## BEGIN Records

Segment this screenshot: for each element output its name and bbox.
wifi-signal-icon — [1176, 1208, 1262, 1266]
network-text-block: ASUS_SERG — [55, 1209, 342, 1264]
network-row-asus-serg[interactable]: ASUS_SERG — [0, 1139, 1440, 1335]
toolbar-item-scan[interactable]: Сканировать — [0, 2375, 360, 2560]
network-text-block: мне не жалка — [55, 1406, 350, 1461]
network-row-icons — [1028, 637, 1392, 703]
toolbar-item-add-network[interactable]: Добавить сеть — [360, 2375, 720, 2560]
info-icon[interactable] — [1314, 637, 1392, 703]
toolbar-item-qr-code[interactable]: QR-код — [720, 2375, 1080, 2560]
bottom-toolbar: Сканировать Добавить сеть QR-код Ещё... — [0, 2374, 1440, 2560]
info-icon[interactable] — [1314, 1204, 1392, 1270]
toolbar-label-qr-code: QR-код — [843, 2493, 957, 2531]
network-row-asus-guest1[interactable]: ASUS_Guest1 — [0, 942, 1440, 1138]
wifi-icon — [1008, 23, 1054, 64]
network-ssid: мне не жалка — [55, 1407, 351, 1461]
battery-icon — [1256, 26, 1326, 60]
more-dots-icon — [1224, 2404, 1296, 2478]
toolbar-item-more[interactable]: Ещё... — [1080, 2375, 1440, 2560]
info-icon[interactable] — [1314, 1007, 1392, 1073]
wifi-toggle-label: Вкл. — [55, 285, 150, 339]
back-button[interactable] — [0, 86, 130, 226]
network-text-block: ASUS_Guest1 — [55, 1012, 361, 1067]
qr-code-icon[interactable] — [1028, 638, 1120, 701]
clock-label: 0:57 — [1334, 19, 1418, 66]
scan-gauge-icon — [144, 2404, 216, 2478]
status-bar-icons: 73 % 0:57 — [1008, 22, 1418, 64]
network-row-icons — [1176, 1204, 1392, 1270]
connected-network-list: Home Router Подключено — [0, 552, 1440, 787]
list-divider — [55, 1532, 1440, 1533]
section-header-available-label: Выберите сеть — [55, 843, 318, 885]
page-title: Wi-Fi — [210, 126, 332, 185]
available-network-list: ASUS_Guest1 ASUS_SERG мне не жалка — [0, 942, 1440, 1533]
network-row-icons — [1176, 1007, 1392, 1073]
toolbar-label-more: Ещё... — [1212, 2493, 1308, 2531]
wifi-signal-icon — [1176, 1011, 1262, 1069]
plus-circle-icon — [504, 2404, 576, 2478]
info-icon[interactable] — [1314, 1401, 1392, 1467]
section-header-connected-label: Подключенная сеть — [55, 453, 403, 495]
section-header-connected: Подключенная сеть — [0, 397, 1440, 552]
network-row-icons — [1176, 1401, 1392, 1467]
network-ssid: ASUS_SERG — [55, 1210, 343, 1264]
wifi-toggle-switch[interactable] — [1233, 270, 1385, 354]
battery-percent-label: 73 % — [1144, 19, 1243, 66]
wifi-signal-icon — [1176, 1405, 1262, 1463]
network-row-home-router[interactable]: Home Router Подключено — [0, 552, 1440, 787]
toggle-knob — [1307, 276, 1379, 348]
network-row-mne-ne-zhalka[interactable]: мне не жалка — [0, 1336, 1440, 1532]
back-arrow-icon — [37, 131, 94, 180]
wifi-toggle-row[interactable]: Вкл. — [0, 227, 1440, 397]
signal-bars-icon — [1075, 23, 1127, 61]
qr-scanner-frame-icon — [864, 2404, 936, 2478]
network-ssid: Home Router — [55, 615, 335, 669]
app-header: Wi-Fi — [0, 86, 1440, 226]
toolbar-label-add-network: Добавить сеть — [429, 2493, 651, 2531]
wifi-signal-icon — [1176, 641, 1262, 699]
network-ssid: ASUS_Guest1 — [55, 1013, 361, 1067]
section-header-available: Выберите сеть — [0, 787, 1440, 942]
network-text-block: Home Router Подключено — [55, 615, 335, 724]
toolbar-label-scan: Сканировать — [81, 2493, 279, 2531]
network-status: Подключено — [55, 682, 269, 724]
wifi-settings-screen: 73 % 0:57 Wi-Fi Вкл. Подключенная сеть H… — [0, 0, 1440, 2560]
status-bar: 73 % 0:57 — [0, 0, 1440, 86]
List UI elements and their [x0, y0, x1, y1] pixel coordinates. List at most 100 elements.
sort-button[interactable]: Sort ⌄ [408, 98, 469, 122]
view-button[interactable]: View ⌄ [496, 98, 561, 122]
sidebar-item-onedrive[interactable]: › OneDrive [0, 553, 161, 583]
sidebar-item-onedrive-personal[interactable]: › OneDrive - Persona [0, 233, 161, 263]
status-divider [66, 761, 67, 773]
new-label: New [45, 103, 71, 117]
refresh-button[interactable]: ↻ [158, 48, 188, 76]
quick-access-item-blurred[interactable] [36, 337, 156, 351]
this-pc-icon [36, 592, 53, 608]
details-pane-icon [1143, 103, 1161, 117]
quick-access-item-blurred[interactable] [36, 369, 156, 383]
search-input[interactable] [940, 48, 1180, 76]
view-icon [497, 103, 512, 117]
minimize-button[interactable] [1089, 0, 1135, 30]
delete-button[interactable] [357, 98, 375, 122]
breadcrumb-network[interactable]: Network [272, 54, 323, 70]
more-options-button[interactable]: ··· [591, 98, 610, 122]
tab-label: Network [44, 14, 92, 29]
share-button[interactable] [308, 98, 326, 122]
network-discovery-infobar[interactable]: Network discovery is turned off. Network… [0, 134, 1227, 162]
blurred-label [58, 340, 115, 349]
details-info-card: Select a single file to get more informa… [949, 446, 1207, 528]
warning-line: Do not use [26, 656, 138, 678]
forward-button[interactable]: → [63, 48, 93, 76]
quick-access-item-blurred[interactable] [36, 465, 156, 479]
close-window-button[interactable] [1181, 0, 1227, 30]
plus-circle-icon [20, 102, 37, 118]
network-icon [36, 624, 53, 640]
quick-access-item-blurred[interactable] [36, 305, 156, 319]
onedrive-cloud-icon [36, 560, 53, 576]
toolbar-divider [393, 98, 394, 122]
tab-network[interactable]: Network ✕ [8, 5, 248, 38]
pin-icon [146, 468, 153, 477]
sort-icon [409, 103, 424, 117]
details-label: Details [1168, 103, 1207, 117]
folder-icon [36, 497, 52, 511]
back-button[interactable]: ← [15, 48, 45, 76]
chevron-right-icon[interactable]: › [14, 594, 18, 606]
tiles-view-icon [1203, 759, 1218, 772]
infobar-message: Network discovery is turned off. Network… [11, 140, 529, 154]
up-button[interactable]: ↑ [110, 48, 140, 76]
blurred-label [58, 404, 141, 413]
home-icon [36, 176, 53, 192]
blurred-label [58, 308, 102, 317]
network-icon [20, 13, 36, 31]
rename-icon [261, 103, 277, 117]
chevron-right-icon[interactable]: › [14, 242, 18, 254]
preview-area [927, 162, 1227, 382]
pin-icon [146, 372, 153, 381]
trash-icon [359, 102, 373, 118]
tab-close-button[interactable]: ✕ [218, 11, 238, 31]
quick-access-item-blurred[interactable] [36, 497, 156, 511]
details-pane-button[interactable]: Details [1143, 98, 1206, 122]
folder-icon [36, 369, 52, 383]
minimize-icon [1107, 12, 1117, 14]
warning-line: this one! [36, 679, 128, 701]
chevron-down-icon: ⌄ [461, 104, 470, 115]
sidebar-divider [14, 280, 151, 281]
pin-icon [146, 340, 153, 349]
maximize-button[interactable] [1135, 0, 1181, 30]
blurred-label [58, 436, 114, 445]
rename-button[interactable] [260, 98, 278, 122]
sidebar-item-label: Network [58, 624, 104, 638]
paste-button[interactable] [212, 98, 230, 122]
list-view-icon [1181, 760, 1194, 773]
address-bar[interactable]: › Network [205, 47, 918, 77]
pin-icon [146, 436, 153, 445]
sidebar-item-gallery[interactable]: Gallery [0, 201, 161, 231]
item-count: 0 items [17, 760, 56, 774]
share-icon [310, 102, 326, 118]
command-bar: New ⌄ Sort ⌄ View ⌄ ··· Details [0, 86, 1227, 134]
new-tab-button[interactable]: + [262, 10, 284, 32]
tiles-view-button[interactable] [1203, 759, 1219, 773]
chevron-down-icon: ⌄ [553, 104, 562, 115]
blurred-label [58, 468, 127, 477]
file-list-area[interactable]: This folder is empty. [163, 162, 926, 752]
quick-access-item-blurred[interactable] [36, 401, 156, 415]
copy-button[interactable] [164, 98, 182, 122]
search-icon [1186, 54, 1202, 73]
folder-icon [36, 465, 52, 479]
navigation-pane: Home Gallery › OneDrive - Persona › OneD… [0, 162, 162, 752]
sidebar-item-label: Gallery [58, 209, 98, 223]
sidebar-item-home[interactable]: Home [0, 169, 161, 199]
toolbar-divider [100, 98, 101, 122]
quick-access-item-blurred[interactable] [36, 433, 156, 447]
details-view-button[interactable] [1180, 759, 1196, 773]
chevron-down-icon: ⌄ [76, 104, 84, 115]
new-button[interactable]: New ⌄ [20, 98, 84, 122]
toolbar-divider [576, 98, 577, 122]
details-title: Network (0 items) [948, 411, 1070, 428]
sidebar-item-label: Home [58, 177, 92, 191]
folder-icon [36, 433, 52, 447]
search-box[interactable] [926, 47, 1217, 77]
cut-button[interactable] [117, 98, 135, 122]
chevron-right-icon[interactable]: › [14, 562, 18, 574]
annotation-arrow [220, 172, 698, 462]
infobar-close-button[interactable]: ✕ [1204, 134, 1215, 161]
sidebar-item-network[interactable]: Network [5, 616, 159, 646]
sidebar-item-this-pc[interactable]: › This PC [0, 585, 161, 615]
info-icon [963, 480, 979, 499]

## END Records

# [Task prompt]
Rewrite the data from its first line through the line holding "network-row-icons — [1028, 637, 1392, 703]", inclusive, putting "network-label-block" in place of "network-text-block" and leaving everything else as it is.

# [Exercise output]
Segment this screenshot: for each element output its name and bbox.
wifi-signal-icon — [1176, 1208, 1262, 1266]
network-label-block: ASUS_SERG — [55, 1209, 342, 1264]
network-row-asus-serg[interactable]: ASUS_SERG — [0, 1139, 1440, 1335]
toolbar-item-scan[interactable]: Сканировать — [0, 2375, 360, 2560]
network-label-block: мне не жалка — [55, 1406, 350, 1461]
network-row-icons — [1028, 637, 1392, 703]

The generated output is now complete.